(Job) Which lines hold the word "date"? Copy each of them.

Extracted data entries
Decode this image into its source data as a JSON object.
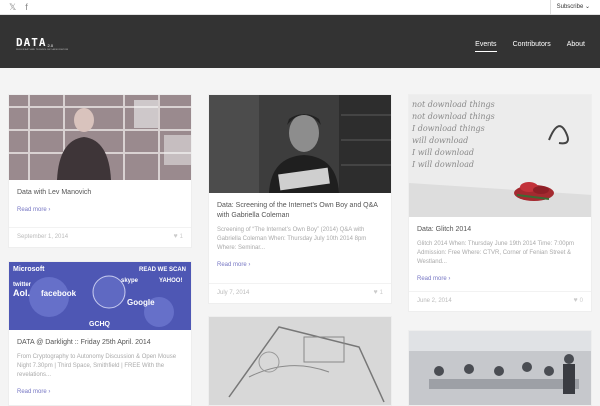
{
  "topbar": {
    "social": [
      {
        "icon": "twitter-icon",
        "glyph": "𝕏"
      },
      {
        "icon": "facebook-icon",
        "glyph": "f"
      }
    ],
    "subscribe_label": "Subscribe ⌄"
  },
  "header": {
    "logo_text": "DATA",
    "logo_version": "2.0",
    "logo_tagline": "DUBLIN ART AND TECHNOLOGY ASSOCIATION",
    "nav": [
      {
        "label": "Events",
        "active": true
      },
      {
        "label": "Contributors",
        "active": false
      },
      {
        "label": "About",
        "active": false
      }
    ]
  },
  "posts": [
    {
      "title": "Data with Lev Manovich",
      "excerpt": "",
      "more": "Read more ›",
      "date": "September 1, 2014",
      "likes": "1"
    },
    {
      "title": "Data: Screening of the Internet’s Own Boy and Q&A with Gabriella Coleman",
      "excerpt": "Screening of “The Internet’s Own Boy” (2014) Q&A with Gabriella Coleman When: Thursday July 10th 2014 8pm Where: Seminar...",
      "more": "Read more ›",
      "date": "July 7, 2014",
      "likes": "1"
    },
    {
      "title": "Data: Glitch 2014",
      "excerpt": "Glitch 2014 When: Thursday June 19th 2014 Time: 7:00pm Admission: Free Where: CTVR, Corner of Fenian Street & Westland...",
      "more": "Read more ›",
      "date": "June 2, 2014",
      "likes": "0"
    },
    {
      "title": "DATA @ Darklight :: Friday 25th April. 2014",
      "excerpt": "From Cryptography to Autonomy Discussion & Open Mouse Night 7.30pm | Third Space, Smithfield | FREE With the revelations...",
      "more": "Read more ›",
      "date": "",
      "likes": ""
    }
  ],
  "collage_words": [
    "Microsoft",
    "Aol.",
    "facebook",
    "twitter",
    "skype",
    "YAHOO!",
    "Google",
    "GCHQ",
    "READ WE SCAN"
  ],
  "wall_text": [
    "not download things",
    "not download things",
    "I download things",
    "will download",
    "I will download",
    "I will download"
  ]
}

(Solution)
      "date": "September 1, 2014",
      "date": "July 7, 2014",
      "date": "June 2, 2014",
      "date": "",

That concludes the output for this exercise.